* **Material for this exercise**
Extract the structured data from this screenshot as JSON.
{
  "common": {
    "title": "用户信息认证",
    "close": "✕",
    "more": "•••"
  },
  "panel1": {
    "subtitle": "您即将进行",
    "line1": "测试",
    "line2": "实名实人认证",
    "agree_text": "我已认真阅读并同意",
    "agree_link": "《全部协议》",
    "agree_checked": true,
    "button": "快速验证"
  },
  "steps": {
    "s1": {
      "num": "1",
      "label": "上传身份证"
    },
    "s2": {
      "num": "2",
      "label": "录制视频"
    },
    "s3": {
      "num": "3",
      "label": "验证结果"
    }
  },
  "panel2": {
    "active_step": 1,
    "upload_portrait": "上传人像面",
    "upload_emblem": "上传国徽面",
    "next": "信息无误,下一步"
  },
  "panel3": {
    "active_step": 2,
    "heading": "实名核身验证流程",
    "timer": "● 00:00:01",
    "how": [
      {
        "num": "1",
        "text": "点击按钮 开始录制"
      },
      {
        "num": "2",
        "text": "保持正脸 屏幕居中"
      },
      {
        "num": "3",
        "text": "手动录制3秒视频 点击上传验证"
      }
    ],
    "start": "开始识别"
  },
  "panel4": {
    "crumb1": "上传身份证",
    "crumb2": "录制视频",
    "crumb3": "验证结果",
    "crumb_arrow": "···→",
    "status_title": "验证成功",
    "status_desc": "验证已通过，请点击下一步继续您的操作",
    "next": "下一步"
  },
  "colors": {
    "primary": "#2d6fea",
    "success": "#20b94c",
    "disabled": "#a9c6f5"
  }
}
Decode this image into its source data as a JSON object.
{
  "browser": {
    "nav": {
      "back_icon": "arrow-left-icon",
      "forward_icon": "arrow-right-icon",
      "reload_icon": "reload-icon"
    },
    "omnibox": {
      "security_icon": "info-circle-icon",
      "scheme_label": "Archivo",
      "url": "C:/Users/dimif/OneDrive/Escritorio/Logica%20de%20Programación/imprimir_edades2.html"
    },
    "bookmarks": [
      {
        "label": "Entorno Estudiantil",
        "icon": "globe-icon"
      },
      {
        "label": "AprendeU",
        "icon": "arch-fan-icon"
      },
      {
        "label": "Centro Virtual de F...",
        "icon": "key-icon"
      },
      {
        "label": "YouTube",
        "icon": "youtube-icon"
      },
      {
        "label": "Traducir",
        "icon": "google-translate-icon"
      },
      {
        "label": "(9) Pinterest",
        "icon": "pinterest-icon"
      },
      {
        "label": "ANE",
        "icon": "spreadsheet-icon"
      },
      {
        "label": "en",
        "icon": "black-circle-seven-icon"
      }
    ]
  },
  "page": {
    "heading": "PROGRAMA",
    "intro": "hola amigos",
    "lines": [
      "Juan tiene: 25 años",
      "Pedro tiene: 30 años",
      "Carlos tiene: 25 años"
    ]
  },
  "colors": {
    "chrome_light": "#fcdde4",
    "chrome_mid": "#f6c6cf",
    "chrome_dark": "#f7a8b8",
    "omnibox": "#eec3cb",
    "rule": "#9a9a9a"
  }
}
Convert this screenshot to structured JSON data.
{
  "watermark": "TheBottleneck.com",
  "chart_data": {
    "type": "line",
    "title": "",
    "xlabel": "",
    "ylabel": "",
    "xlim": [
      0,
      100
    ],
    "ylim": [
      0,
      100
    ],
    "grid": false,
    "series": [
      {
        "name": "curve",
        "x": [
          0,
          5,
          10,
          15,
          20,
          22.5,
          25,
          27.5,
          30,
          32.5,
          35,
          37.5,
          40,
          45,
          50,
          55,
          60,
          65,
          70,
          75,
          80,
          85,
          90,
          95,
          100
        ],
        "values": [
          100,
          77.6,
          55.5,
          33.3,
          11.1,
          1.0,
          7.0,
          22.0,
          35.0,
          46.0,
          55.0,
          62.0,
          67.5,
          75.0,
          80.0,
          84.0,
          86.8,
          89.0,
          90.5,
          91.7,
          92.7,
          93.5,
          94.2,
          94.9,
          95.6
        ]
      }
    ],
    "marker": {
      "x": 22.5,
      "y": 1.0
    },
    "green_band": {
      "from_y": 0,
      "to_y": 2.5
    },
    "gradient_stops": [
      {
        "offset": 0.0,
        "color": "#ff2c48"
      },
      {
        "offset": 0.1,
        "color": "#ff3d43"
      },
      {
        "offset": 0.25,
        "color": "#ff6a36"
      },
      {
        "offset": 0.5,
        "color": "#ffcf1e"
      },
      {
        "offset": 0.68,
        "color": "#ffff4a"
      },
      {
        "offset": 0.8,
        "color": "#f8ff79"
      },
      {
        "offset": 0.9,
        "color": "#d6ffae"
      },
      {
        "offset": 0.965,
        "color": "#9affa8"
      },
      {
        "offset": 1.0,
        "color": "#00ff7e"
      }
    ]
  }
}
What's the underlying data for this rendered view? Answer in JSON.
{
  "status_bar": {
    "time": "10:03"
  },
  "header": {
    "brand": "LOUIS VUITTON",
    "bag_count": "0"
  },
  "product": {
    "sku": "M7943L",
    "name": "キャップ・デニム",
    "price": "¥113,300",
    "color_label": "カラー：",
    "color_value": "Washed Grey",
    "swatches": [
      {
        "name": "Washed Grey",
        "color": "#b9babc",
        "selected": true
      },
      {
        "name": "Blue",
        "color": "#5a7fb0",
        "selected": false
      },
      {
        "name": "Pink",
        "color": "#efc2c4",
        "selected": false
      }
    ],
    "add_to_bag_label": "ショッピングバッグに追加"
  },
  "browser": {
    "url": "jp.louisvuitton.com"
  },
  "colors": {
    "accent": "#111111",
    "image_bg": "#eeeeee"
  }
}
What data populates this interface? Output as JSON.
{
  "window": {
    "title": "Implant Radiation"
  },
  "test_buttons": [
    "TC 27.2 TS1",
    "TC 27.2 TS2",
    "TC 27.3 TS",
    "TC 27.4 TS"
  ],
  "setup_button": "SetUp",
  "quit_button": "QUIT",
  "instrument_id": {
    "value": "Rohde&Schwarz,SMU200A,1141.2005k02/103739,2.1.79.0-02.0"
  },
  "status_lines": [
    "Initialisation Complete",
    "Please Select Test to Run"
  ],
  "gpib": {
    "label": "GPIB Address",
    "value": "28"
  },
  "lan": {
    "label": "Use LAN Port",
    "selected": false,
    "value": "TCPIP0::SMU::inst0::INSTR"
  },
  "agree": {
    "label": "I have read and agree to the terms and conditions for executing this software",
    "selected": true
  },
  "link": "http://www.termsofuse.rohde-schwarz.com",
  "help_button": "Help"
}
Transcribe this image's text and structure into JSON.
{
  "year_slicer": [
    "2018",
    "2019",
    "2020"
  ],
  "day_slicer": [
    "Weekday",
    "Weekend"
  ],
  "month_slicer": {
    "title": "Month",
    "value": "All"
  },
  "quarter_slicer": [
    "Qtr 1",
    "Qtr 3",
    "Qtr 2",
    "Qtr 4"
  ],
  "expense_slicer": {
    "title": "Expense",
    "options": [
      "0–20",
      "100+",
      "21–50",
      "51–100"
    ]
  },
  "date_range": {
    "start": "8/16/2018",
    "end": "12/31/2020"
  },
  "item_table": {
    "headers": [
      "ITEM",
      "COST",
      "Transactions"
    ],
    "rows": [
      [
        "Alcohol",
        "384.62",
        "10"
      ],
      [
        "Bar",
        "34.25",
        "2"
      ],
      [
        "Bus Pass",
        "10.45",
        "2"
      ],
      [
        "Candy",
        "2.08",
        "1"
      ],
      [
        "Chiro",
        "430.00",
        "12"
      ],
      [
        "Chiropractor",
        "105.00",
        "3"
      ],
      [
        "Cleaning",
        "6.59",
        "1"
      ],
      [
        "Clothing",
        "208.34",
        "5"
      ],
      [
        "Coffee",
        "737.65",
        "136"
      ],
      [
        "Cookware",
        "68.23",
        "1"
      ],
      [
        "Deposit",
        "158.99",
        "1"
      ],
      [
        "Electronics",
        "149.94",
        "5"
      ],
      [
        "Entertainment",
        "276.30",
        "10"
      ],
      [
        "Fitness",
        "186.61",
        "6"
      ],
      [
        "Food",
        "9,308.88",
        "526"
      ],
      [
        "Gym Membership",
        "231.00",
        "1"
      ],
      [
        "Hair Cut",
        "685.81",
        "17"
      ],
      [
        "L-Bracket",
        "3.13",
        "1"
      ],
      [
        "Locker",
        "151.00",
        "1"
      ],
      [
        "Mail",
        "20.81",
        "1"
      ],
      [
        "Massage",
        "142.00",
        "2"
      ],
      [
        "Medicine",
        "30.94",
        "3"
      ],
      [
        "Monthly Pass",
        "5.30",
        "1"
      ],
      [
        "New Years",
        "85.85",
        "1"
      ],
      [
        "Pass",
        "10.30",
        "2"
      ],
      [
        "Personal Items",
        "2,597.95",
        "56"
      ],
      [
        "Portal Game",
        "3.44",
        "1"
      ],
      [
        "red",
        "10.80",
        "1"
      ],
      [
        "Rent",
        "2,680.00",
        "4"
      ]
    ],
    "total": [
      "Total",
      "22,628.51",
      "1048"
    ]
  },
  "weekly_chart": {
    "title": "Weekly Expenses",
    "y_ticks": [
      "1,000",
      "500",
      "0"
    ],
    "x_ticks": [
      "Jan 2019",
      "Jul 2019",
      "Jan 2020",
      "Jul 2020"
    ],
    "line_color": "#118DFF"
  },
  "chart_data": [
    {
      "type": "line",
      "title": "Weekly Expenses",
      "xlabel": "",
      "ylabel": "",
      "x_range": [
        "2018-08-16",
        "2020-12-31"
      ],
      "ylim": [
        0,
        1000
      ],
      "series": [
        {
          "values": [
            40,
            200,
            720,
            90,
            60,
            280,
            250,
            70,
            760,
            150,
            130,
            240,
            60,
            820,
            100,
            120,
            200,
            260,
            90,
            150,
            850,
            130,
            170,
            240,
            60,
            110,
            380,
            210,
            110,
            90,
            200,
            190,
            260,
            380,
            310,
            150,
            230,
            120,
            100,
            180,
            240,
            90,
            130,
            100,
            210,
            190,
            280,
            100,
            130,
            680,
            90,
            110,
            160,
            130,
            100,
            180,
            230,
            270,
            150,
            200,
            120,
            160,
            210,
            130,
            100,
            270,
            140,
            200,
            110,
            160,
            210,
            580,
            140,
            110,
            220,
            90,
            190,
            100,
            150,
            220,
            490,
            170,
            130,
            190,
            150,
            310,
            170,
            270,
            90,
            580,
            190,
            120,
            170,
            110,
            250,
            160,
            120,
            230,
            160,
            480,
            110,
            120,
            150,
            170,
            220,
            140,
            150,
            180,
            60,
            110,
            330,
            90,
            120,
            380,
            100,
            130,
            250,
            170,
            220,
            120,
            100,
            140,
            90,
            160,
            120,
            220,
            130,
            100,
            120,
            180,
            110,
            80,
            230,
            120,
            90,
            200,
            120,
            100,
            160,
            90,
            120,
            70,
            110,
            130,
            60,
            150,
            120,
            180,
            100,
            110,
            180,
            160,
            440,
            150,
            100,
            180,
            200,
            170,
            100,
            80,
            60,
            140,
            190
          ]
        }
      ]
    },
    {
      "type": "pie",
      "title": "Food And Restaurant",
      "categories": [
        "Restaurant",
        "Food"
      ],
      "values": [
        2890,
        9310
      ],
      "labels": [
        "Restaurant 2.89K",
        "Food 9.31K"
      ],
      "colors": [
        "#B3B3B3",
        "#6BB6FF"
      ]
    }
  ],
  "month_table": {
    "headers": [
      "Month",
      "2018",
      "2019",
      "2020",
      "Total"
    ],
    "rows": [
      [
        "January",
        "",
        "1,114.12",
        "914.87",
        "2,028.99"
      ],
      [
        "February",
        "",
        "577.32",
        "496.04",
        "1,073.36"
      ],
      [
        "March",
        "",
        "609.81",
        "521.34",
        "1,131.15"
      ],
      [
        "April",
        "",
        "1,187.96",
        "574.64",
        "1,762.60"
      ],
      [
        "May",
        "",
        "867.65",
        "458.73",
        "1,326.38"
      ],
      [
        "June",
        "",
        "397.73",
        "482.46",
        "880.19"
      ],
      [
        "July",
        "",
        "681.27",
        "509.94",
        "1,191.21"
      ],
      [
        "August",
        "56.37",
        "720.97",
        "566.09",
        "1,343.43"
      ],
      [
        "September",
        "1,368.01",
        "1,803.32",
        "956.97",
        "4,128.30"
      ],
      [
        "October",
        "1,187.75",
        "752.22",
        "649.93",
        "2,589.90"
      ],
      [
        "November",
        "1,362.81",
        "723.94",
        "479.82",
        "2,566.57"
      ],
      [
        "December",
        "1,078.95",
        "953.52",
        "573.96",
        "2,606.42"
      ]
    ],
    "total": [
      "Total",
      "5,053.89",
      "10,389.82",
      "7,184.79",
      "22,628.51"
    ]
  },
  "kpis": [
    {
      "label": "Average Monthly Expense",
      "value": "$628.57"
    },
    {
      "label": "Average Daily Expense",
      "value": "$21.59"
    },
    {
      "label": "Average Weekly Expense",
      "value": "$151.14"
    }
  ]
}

* **Stated task**
In the listing above, find the lines holding the word "Food" and copy them.

* **Complete answer**
        "Food",
      "title": "Food And Restaurant",
        "Food"
        "Food 9.31K"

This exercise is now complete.